I don’t think AOC has ever had an easier interview to set up than this one. Especially with it being on the eve of the Test series decider at Trent Bridge against New Zealand. The story is that Andrew Strauss rang the office in order to add his comments to some programme notes on behalf of Middlesex’s upcoming Twenty20 season, where at its conclusion the notion of a feature was dropped into the conversation. Now here we are, two days later at ‘Harts’, the team hotel in Nottingham’s Ropewalk area.

The venue is described these days as a boutique hotel – translated for the layperson as ‘small but nice’. So bijou in fact that England and its retinue of backroom staff fill all of the guest rooms when the cricketers are in town. It has a vibrant bar area, a lovely restaurant across the road and an elongated and thin entrance lobby. And it is from here that Strauss steps out of the lift.

The ease at which this interview has been organised reflects a man newly at peace with the world. I’ve texted his room upon my arrival, and he’s replied that he’ll be down in five minutes, referring to me by adding a cheery ‘big lad’ as the sign-off to the message. We appear to be off on the right foot. And why wouldn’t we be – Strauss was ‘down with the dead men’ three months ago – and here he is now, on the verge of being named England’s man of the series. If anyone is the big lad, it’s him.

I’ve interviewed Andrew Strauss a lot over the past couple of years. I’ve passed comment that he has a loud – a blowing out windows sort of loud – sonic boom of a voice. I’ve stated that I felt others players were better choices with regards England’s captaincy and I’ve also written at some length that I thought his method of playing had regressed since his debut.

But making calls and observations about technique is the easiest way to lose a subject. If they disagree with you, the game is over. Any credibility is instantly lost. But get it right and it lifts the conversation to a different level, and down a path where the player’s voice is its most natural and vulnerable. We are in the realms of discussing how a player does it, not what he’s done or why. Technical examination and a willingness to review it is only truly the preserve of the self-aware. And there are fewer more considered technicians than England’s opener.

§ **Problems**
1) What is the name of the team hotel in the cricket interview excerpt?
2) From the listing, copy word for word the lines starting with the line that contains "- table-caption-label: Т" and going on through the line that contains "- table-units-note: В", both of those lines included.
The cricket interview excerpt and the listing are unrelated material.

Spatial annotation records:
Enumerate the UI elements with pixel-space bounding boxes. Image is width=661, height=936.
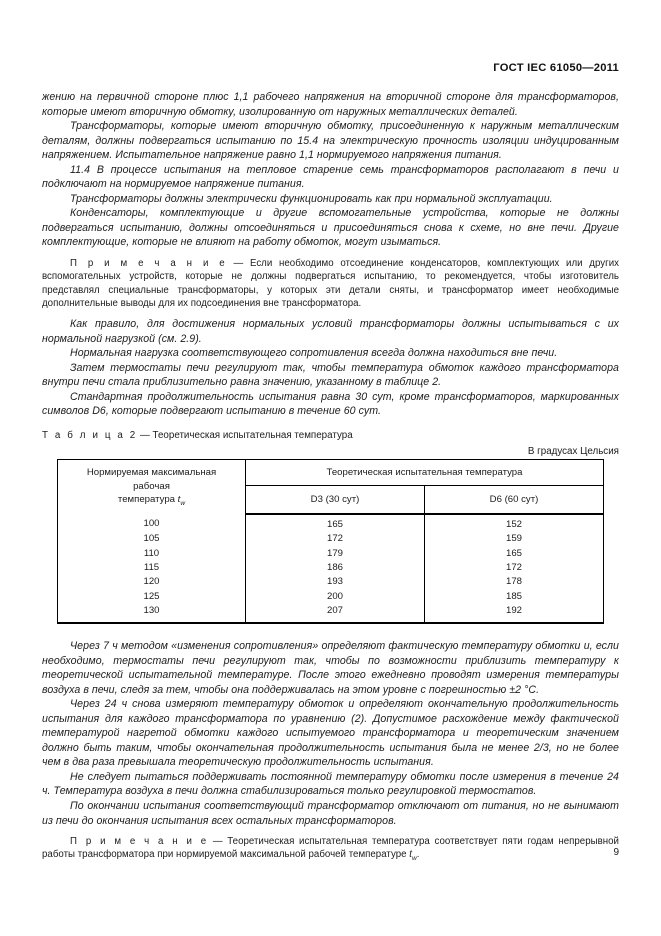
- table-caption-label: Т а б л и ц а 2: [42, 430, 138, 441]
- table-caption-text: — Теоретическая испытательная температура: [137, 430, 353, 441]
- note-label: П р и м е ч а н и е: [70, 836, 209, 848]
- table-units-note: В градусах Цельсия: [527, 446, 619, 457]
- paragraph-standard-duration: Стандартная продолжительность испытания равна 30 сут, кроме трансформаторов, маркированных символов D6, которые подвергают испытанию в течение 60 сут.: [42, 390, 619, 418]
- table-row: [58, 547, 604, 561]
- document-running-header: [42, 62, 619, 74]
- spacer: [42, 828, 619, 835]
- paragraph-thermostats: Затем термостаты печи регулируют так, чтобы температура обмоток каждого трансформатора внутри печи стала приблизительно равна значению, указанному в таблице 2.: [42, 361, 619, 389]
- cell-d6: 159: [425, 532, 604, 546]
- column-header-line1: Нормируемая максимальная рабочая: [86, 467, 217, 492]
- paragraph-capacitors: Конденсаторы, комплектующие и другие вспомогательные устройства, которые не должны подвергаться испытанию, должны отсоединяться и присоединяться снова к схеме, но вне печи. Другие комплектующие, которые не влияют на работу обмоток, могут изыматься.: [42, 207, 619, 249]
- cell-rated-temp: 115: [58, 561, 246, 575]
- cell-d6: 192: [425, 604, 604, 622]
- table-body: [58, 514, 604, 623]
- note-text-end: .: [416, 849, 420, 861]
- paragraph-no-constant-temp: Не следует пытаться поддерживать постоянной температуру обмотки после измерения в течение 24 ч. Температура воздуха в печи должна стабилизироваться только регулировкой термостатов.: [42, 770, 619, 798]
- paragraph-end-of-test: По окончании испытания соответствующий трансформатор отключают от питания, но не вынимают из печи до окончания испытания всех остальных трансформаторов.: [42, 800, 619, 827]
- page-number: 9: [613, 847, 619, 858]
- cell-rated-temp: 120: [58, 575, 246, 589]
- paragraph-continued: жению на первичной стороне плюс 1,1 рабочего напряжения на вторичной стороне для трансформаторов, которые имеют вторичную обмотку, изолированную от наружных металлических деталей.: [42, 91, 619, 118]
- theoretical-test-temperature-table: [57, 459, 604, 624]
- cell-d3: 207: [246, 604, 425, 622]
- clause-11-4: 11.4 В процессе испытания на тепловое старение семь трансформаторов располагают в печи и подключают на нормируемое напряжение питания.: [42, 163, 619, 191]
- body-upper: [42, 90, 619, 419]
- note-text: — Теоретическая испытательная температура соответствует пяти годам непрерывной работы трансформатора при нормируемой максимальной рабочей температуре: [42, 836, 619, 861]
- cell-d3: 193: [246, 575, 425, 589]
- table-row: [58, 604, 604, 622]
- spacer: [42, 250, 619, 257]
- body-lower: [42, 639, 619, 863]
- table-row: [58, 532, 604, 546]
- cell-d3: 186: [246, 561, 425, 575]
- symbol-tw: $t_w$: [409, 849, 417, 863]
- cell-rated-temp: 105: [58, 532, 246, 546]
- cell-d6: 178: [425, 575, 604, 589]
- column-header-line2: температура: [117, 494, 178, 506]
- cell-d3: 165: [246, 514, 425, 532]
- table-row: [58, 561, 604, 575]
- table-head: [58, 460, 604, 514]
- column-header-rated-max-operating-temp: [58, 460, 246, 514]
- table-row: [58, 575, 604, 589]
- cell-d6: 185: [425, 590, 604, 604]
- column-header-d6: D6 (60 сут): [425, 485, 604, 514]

§ **Solution list**
1) Harts

2)
- table-caption-label: Т а б л и ц а 2: [42, 430, 138, 441]
- table-caption-text: — Теоретическая испытательная температура: [137, 430, 353, 441]
- note-label: П р и м е ч а н и е: [70, 836, 209, 848]
- table-units-note: В градусах Цельсия: [527, 446, 619, 457]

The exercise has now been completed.